What you need to do: Print the entire listing. Each line must match the original exactly.

Input material:
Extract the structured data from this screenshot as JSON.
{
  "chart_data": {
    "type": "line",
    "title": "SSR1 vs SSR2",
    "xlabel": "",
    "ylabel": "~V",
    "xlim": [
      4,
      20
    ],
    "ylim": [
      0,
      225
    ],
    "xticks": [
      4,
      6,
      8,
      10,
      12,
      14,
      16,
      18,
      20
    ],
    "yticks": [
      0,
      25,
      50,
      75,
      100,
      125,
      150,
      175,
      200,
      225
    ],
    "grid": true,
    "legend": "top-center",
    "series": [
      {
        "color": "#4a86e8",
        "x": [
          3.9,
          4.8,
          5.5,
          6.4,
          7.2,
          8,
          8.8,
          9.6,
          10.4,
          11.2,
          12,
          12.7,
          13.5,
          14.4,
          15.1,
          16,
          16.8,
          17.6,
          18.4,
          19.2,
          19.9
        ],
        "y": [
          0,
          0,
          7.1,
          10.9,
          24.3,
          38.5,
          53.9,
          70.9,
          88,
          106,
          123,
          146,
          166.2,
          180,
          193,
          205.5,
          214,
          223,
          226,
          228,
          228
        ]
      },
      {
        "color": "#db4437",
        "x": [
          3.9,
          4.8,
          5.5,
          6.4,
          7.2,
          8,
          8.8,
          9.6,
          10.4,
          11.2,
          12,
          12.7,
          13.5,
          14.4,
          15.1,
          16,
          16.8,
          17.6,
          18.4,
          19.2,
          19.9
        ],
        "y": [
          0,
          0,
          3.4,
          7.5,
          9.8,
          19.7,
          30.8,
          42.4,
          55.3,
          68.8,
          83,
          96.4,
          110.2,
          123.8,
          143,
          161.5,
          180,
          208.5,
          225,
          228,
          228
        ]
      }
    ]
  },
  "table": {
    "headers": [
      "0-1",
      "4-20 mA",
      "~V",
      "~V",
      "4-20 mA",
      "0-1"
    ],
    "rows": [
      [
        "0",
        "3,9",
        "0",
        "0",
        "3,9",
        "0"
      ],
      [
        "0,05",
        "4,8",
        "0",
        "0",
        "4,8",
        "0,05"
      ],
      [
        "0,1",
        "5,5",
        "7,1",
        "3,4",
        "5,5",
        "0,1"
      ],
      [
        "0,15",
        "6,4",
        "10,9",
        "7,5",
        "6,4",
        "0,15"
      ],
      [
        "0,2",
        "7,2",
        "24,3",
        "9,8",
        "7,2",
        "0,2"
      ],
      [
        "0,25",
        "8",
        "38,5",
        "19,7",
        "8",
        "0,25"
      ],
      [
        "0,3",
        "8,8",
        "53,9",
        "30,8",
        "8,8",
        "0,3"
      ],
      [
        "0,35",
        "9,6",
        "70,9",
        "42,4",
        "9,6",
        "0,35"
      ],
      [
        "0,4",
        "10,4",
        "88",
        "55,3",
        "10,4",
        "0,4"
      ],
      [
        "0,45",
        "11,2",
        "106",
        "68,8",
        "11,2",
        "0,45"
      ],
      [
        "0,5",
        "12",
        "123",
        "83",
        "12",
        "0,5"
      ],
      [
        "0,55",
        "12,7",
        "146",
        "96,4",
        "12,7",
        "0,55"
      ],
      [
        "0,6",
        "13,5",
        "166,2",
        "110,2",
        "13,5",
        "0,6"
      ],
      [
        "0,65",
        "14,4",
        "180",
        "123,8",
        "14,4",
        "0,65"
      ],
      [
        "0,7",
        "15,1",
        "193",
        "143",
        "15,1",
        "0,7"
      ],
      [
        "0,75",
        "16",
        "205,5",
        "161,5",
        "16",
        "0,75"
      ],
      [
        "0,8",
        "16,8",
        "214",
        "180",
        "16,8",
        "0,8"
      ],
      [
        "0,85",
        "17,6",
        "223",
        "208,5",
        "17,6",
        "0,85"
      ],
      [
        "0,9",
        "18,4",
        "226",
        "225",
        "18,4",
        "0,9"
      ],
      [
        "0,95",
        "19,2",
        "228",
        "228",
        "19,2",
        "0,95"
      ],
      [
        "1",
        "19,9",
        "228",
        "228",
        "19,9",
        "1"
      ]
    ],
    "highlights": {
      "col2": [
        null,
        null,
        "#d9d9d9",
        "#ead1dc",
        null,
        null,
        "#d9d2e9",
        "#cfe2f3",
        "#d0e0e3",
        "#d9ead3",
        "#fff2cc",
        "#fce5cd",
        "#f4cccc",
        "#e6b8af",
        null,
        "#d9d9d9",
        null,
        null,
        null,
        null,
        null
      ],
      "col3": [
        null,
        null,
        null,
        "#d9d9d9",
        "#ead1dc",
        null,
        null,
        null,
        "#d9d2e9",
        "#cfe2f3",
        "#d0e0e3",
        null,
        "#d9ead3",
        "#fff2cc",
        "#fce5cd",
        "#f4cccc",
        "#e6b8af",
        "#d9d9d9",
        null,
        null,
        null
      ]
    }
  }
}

Solution for this exercise:
Extract the structured data from this screenshot as JSON.
{
  "chart_data": {
    "type": "line",
    "title": "SSR1 vs SSR2",
    "xlabel": "",
    "ylabel": "~V",
    "xlim": [
      4,
      20
    ],
    "ylim": [
      0,
      225
    ],
    "xticks": [
      4,
      6,
      8,
      10,
      12,
      14,
      16,
      18,
      20
    ],
    "yticks": [
      0,
      25,
      50,
      75,
      100,
      125,
      150,
      175,
      200,
      225
    ],
    "grid": true,
    "legend": "top-center",
    "series": [
      {
        "color": "#4a86e8",
        "x": [
          3.9,
          4.8,
          5.5,
          6.4,
          7.2,
          8,
          8.8,
          9.6,
          10.4,
          11.2,
          12,
          12.7,
          13.5,
          14.4,
          15.1,
          16,
          16.8,
          17.6,
          18.4,
          19.2,
          19.9
        ],
        "y": [
          0,
          0,
          7.1,
          10.9,
          24.3,
          38.5,
          53.9,
          70.9,
          88,
          106,
          123,
          146,
          166.2,
          180,
          193,
          205.5,
          214,
          223,
          226,
          228,
          228
        ]
      },
      {
        "color": "#db4437",
        "x": [
          3.9,
          4.8,
          5.5,
          6.4,
          7.2,
          8,
          8.8,
          9.6,
          10.4,
          11.2,
          12,
          12.7,
          13.5,
          14.4,
          15.1,
          16,
          16.8,
          17.6,
          18.4,
          19.2,
          19.9
        ],
        "y": [
          0,
          0,
          3.4,
          7.5,
          9.8,
          19.7,
          30.8,
          42.4,
          55.3,
          68.8,
          83,
          96.4,
          110.2,
          123.8,
          143,
          161.5,
          180,
          208.5,
          225,
          228,
          228
        ]
      }
    ]
  },
  "table": {
    "headers": [
      "0-1",
      "4-20 mA",
      "~V",
      "~V",
      "4-20 mA",
      "0-1"
    ],
    "rows": [
      [
        "0",
        "3,9",
        "0",
        "0",
        "3,9",
        "0"
      ],
      [
        "0,05",
        "4,8",
        "0",
        "0",
        "4,8",
        "0,05"
      ],
      [
        "0,1",
        "5,5",
        "7,1",
        "3,4",
        "5,5",
        "0,1"
      ],
      [
        "0,15",
        "6,4",
        "10,9",
        "7,5",
        "6,4",
        "0,15"
      ],
      [
        "0,2",
        "7,2",
        "24,3",
        "9,8",
        "7,2",
        "0,2"
      ],
      [
        "0,25",
        "8",
        "38,5",
        "19,7",
        "8",
        "0,25"
      ],
      [
        "0,3",
        "8,8",
        "53,9",
        "30,8",
        "8,8",
        "0,3"
      ],
      [
        "0,35",
        "9,6",
        "70,9",
        "42,4",
        "9,6",
        "0,35"
      ],
      [
        "0,4",
        "10,4",
        "88",
        "55,3",
        "10,4",
        "0,4"
      ],
      [
        "0,45",
        "11,2",
        "106",
        "68,8",
        "11,2",
        "0,45"
      ],
      [
        "0,5",
        "12",
        "123",
        "83",
        "12",
        "0,5"
      ],
      [
        "0,55",
        "12,7",
        "146",
        "96,4",
        "12,7",
        "0,55"
      ],
      [
        "0,6",
        "13,5",
        "166,2",
        "110,2",
        "13,5",
        "0,6"
      ],
      [
        "0,65",
        "14,4",
        "180",
        "123,8",
        "14,4",
        "0,65"
      ],
      [
        "0,7",
        "15,1",
        "193",
        "143",
        "15,1",
        "0,7"
      ],
      [
        "0,75",
        "16",
        "205,5",
        "161,5",
        "16",
        "0,75"
      ],
      [
        "0,8",
        "16,8",
        "214",
        "180",
        "16,8",
        "0,8"
      ],
      [
        "0,85",
        "17,6",
        "223",
        "208,5",
        "17,6",
        "0,85"
      ],
      [
        "0,9",
        "18,4",
        "226",
        "225",
        "18,4",
        "0,9"
      ],
      [
        "0,95",
        "19,2",
        "228",
        "228",
        "19,2",
        "0,95"
      ],
      [
        "1",
        "19,9",
        "228",
        "228",
        "19,9",
        "1"
      ]
    ],
    "highlights": {
      "col2": [
        null,
        null,
        "#d9d9d9",
        "#ead1dc",
        null,
        null,
        "#d9d2e9",
        "#cfe2f3",
        "#d0e0e3",
        "#d9ead3",
        "#fff2cc",
        "#fce5cd",
        "#f4cccc",
        "#e6b8af",
        null,
        "#d9d9d9",
        null,
        null,
        null,
        null,
        null
      ],
      "col3": [
        null,
        null,
        null,
        "#d9d9d9",
        "#ead1dc",
        null,
        null,
        null,
        "#d9d2e9",
        "#cfe2f3",
        "#d0e0e3",
        null,
        "#d9ead3",
        "#fff2cc",
        "#fce5cd",
        "#f4cccc",
        "#e6b8af",
        "#d9d9d9",
        null,
        null,
        null
      ]
    }
  }
}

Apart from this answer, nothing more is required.